Copy every line of the data that includes the string "附属楼五楼".

※

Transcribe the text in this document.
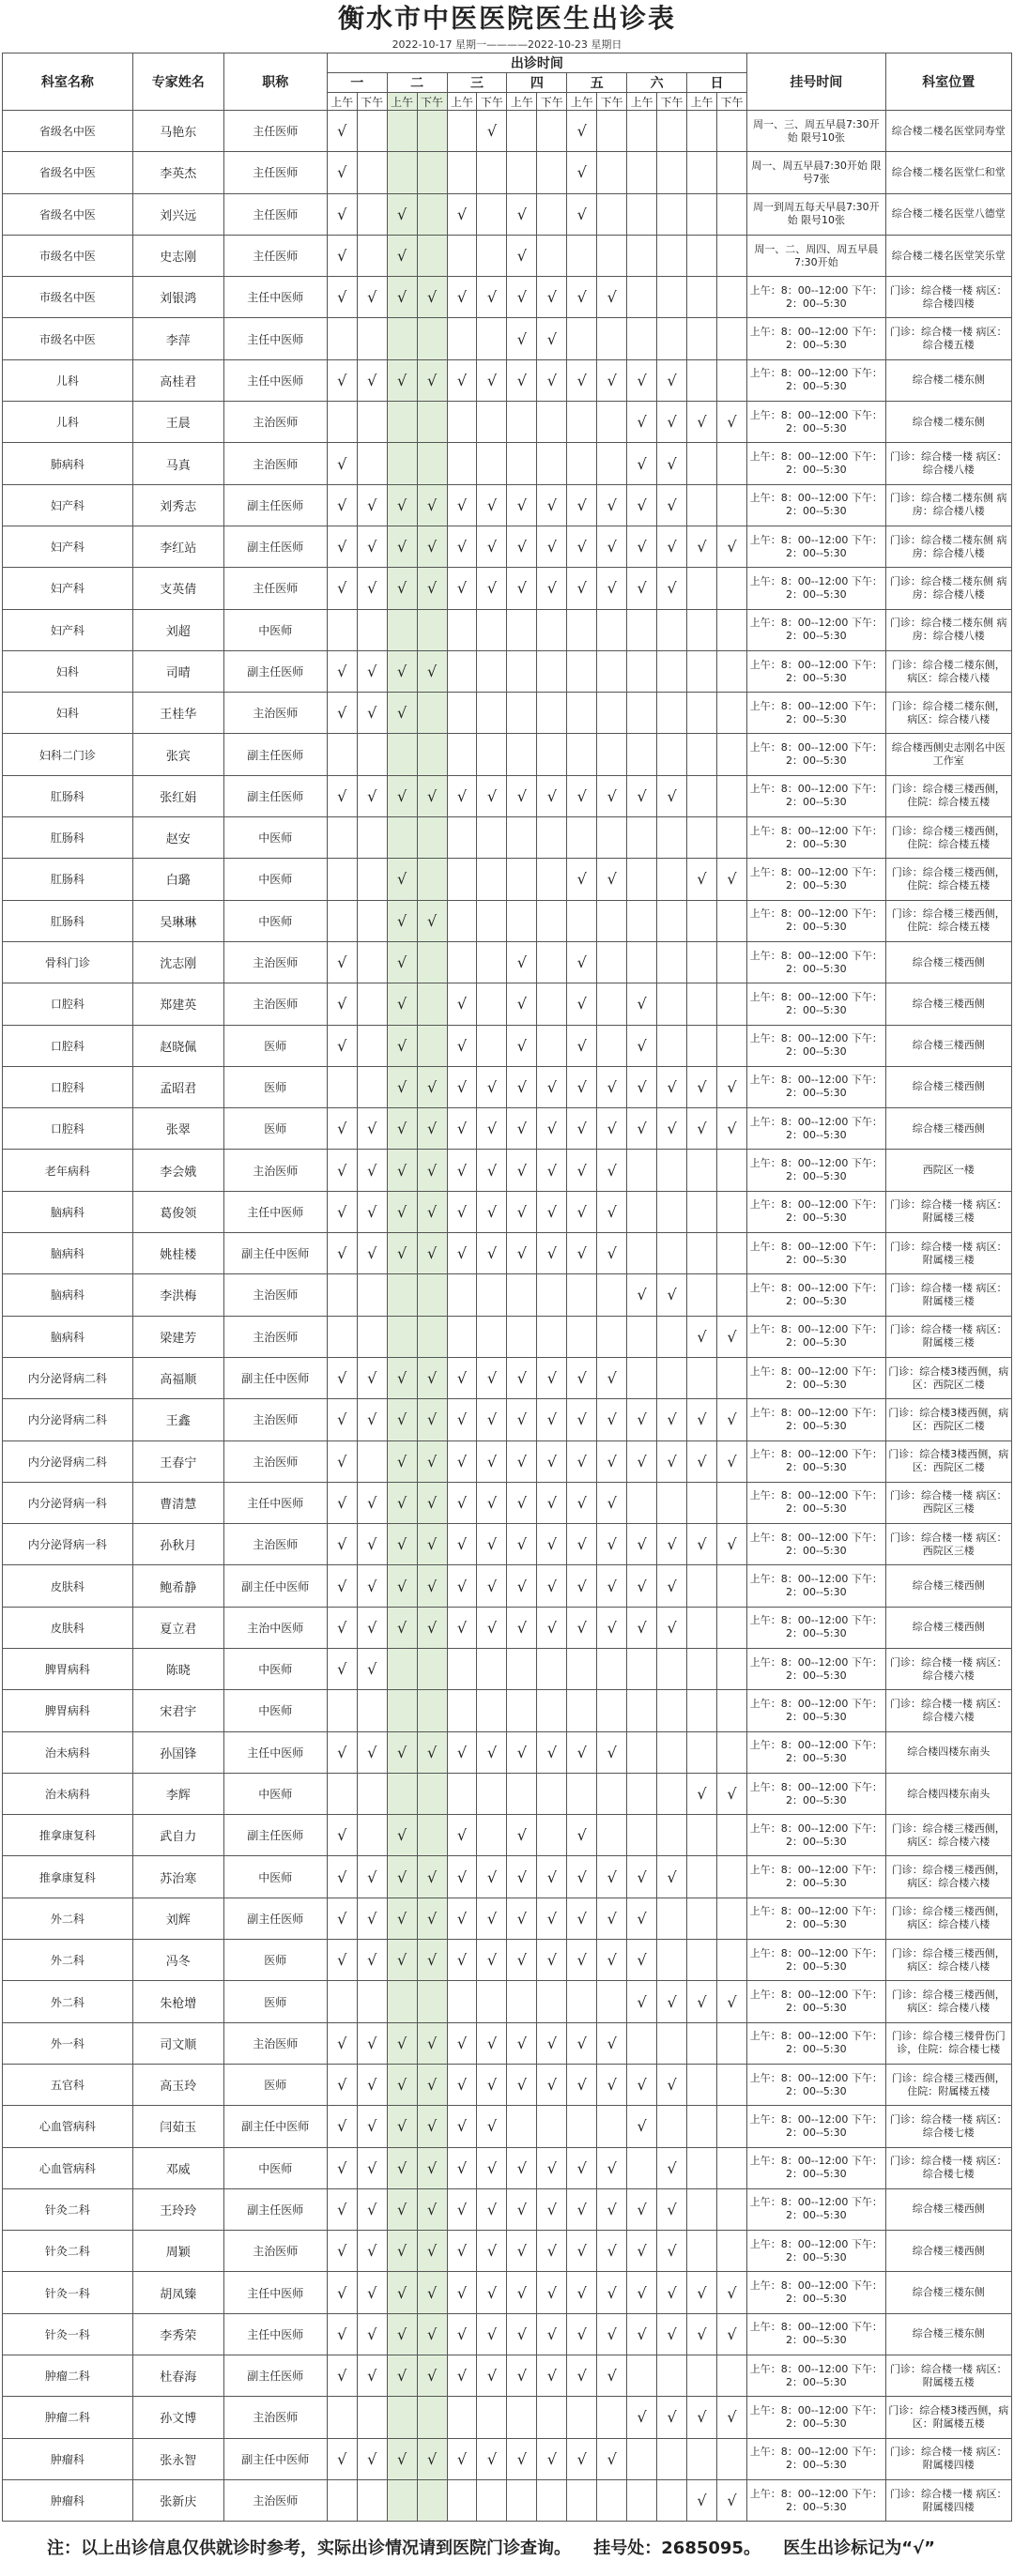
衡水市中医医院医生出诊表
2022-10-17 星期一————2022-10-23 星期日
科室名称	专家姓名	职称	出诊时间														挂号时间	科室位置
			一		二		三		四		五		六		日			
			上午	下午	上午	下午	上午	下午	上午	下午	上午	下午	上午	下午	上午	下午		
省级名中医	马艳东	主任医师	√					√			√						周一、三、周五早晨7:30开始 限号10张	综合楼二楼名医堂同寿堂
省级名中医	李英杰	主任医师	√								√						周一、周五早晨7:30开始 限号7张	综合楼二楼名医堂仁和堂
省级名中医	刘兴远	主任医师	√		√		√		√		√						周一到周五每天早晨7:30开始 限号10张	综合楼二楼名医堂八德堂
市级名中医	史志刚	主任医师	√		√				√								周一、二、周四、周五早晨7:30开始	综合楼二楼名医堂笑乐堂
市级名中医	刘银鸿	主任中医师	√	√	√	√	√	√	√	√	√	√					上午：8：00--12:00 下午：2：00--5:30	门诊：综合楼一楼 病区：综合楼四楼
市级名中医	李萍	主任中医师							√	√							上午：8：00--12:00 下午：2：00--5:30	门诊：综合楼一楼 病区：综合楼五楼
儿科	高桂君	主任中医师	√	√	√	√	√	√	√	√	√	√	√	√			上午：8：00--12:00 下午：2：00--5:30	综合楼二楼东侧
儿科	王晨	主治医师											√	√	√	√	上午：8：00--12:00 下午：2：00--5:30	综合楼二楼东侧
肺病科	马真	主治医师	√										√	√			上午：8：00--12:00 下午：2：00--5:30	门诊：综合楼一楼 病区：综合楼八楼
妇产科	刘秀志	副主任医师	√	√	√	√	√	√	√	√	√	√	√	√			上午：8：00--12:00 下午：2：00--5:30	门诊：综合楼二楼东侧 病房：综合楼八楼
妇产科	李红站	副主任医师	√	√	√	√	√	√	√	√	√	√	√	√	√	√	上午：8：00--12:00 下午：2：00--5:30	门诊：综合楼二楼东侧 病房：综合楼八楼
妇产科	支英倩	主任医师	√	√	√	√	√	√	√	√	√	√	√	√			上午：8：00--12:00 下午：2：00--5:30	门诊：综合楼二楼东侧 病房：综合楼八楼
妇产科	刘超	中医师															上午：8：00--12:00 下午：2：00--5:30	门诊：综合楼二楼东侧 病房：综合楼八楼
妇科	司晴	副主任医师	√	√	√	√											上午：8：00--12:00 下午：2：00--5:30	门诊：综合楼二楼东侧，病区：综合楼八楼
妇科	王桂华	主治医师	√	√	√												上午：8：00--12:00 下午：2：00--5:30	门诊：综合楼二楼东侧，病区：综合楼八楼
妇科二门诊	张宾	副主任医师															上午：8：00--12:00 下午：2：00--5:30	综合楼西侧史志刚名中医工作室
肛肠科	张红娟	副主任医师	√	√	√	√	√	√	√	√	√	√	√	√			上午：8：00--12:00 下午：2：00--5:30	门诊：综合楼三楼西侧，住院：综合楼五楼
肛肠科	赵安	中医师															上午：8：00--12:00 下午：2：00--5:30	门诊：综合楼三楼西侧，住院：综合楼五楼
肛肠科	白璐	中医师			√						√	√			√	√	上午：8：00--12:00 下午：2：00--5:30	门诊：综合楼三楼西侧，住院：综合楼五楼
肛肠科	吴琳琳	中医师			√	√											上午：8：00--12:00 下午：2：00--5:30	门诊：综合楼三楼西侧，住院：综合楼五楼
骨科门诊	沈志刚	主治医师	√		√				√		√						上午：8：00--12:00 下午：2：00--5:30	综合楼三楼西侧
口腔科	郑建英	主治医师	√		√		√		√		√		√				上午：8：00--12:00 下午：2：00--5:30	综合楼三楼西侧
口腔科	赵晓佩	医师	√		√		√		√		√		√				上午：8：00--12:00 下午：2：00--5:30	综合楼三楼西侧
口腔科	孟昭君	医师			√	√	√	√	√	√	√	√	√	√	√	√	上午：8：00--12:00 下午：2：00--5:30	综合楼三楼西侧
口腔科	张翠	医师	√	√	√	√	√	√	√	√	√	√	√	√	√	√	上午：8：00--12:00 下午：2：00--5:30	综合楼三楼西侧
老年病科	李会娥	主治医师	√	√	√	√	√	√	√	√	√	√					上午：8：00--12:00 下午：2：00--5:30	西院区一楼
脑病科	葛俊领	主任中医师	√	√	√	√	√	√	√	√	√	√					上午：8：00--12:00 下午：2：00--5:30	门诊：综合楼一楼 病区：附属楼三楼
脑病科	姚桂楼	副主任中医师	√	√	√	√	√	√	√	√	√	√					上午：8：00--12:00 下午：2：00--5:30	门诊：综合楼一楼 病区：附属楼三楼
脑病科	李洪梅	主治医师											√	√			上午：8：00--12:00 下午：2：00--5:30	门诊：综合楼一楼 病区：附属楼三楼
脑病科	梁建芳	主治医师													√	√	上午：8：00--12:00 下午：2：00--5:30	门诊：综合楼一楼 病区：附属楼三楼
内分泌肾病二科	高福顺	副主任中医师	√	√	√	√	√	√	√	√	√	√					上午：8：00--12:00 下午：2：00--5:30	门诊：综合楼3楼西侧，病区：西院区二楼
内分泌肾病二科	王鑫	主治医师	√	√	√	√	√	√	√	√	√	√	√	√	√	√	上午：8：00--12:00 下午：2：00--5:30	门诊：综合楼3楼西侧，病区：西院区二楼
内分泌肾病二科	王春宁	主治医师	√		√	√	√	√	√	√	√	√	√	√	√	√	上午：8：00--12:00 下午：2：00--5:30	门诊：综合楼3楼西侧，病区：西院区二楼
内分泌肾病一科	曹清慧	主任中医师	√	√	√	√	√	√	√	√	√	√					上午：8：00--12:00 下午：2：00--5:30	门诊：综合楼一楼 病区：西院区三楼
内分泌肾病一科	孙秋月	主治医师	√	√	√	√	√	√	√	√	√	√	√	√	√	√	上午：8：00--12:00 下午：2：00--5:30	门诊：综合楼一楼 病区：西院区三楼
皮肤科	鲍希静	副主任中医师	√	√	√	√	√	√	√	√	√	√	√	√			上午：8：00--12:00 下午：2：00--5:30	综合楼三楼西侧
皮肤科	夏立君	主治中医师	√	√	√	√	√	√	√	√	√	√	√	√			上午：8：00--12:00 下午：2：00--5:30	综合楼三楼西侧
脾胃病科	陈晓	中医师	√	√													上午：8：00--12:00 下午：2：00--5:30	门诊：综合楼一楼 病区：综合楼六楼
脾胃病科	宋君宇	中医师															上午：8：00--12:00 下午：2：00--5:30	门诊：综合楼一楼 病区：综合楼六楼
治未病科	孙国锋	主任中医师	√	√	√	√	√	√	√	√	√	√					上午：8：00--12:00 下午：2：00--5:30	综合楼四楼东南头
治未病科	李辉	中医师													√	√	上午：8：00--12:00 下午：2：00--5:30	综合楼四楼东南头
推拿康复科	武自力	副主任医师	√		√		√		√		√						上午：8：00--12:00 下午：2：00--5:30	门诊：综合楼三楼西侧，病区：综合楼六楼
推拿康复科	苏治寒	中医师	√	√	√	√	√	√	√	√	√	√	√	√			上午：8：00--12:00 下午：2：00--5:30	门诊：综合楼三楼西侧，病区：综合楼六楼
外二科	刘辉	副主任医师	√	√	√	√	√	√	√	√	√	√	√				上午：8：00--12:00 下午：2：00--5:30	门诊：综合楼三楼西侧，病区：综合楼八楼
外二科	冯冬	医师	√	√	√	√	√	√	√	√	√	√	√				上午：8：00--12:00 下午：2：00--5:30	门诊：综合楼三楼西侧，病区：综合楼八楼
外二科	朱枪增	医师											√	√	√	√	上午：8：00--12:00 下午：2：00--5:30	门诊：综合楼三楼西侧，病区：综合楼八楼
外一科	司文顺	主治医师	√	√	√	√	√	√	√	√	√	√					上午：8：00--12:00 下午：2：00--5:30	门诊：综合楼三楼骨伤门诊，住院：综合楼七楼
五官科	高玉玲	医师	√	√	√	√	√	√	√	√	√	√	√	√			上午：8：00--12:00 下午：2：00--5:30	门诊：综合楼三楼西侧，住院：附属楼五楼
心血管病科	闫茹玉	副主任中医师	√	√	√	√	√	√					√				上午：8：00--12:00 下午：2：00--5:30	门诊：综合楼一楼 病区：综合楼七楼
心血管病科	邓威	中医师	√	√	√	√	√	√	√	√	√	√		√			上午：8：00--12:00 下午：2：00--5:30	门诊：综合楼一楼 病区：综合楼七楼
针灸二科	王玲玲	副主任医师	√	√	√	√	√	√	√	√	√	√	√	√			上午：8：00--12:00 下午：2：00--5:30	综合楼三楼西侧
针灸二科	周颖	主治医师	√	√	√	√	√	√	√	√	√	√	√	√			上午：8：00--12:00 下午：2：00--5:30	综合楼三楼西侧
针灸一科	胡凤臻	主任中医师	√	√	√	√	√	√	√	√	√	√	√	√	√	√	上午：8：00--12:00 下午：2：00--5:30	综合楼三楼东侧
针灸一科	李秀荣	主任中医师	√	√	√	√	√	√	√	√	√	√	√	√	√	√	上午：8：00--12:00 下午：2：00--5:30	综合楼三楼东侧
肿瘤二科	杜春海	副主任医师	√	√	√	√	√	√	√	√	√	√					上午：8：00--12:00 下午：2：00--5:30	门诊：综合楼一楼 病区：附属楼五楼
肿瘤二科	孙文博	主治医师											√	√	√	√	上午：8：00--12:00 下午：2：00--5:30	门诊：综合楼3楼西侧，病区：附属楼五楼
肿瘤科	张永智	副主任中医师	√	√	√	√	√	√	√	√	√	√					上午：8：00--12:00 下午：2：00--5:30	门诊：综合楼一楼 病区：附属楼四楼
肿瘤科	张新庆	主治医师													√	√	上午：8：00--12:00 下午：2：00--5:30	门诊：综合楼一楼 病区：附属楼四楼
注：以上出诊信息仅供就诊时参考，实际出诊情况请到医院门诊查询。 挂号处：2685095。 医生出诊标记为“√”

※

_SOLUTION TO THE EXERCISE_
五官科	高玉玲	医师	√	√	√	√	√	√	√	√	√	√	√	√			上午：8：00--12:00 下午：2：00--5:30	门诊：综合楼三楼西侧，住院：附属楼五楼
肿瘤二科	杜春海	副主任医师	√	√	√	√	√	√	√	√	√	√					上午：8：00--12:00 下午：2：00--5:30	门诊：综合楼一楼 病区：附属楼五楼
肿瘤二科	孙文博	主治医师											√	√	√	√	上午：8：00--12:00 下午：2：00--5:30	门诊：综合楼3楼西侧，病区：附属楼五楼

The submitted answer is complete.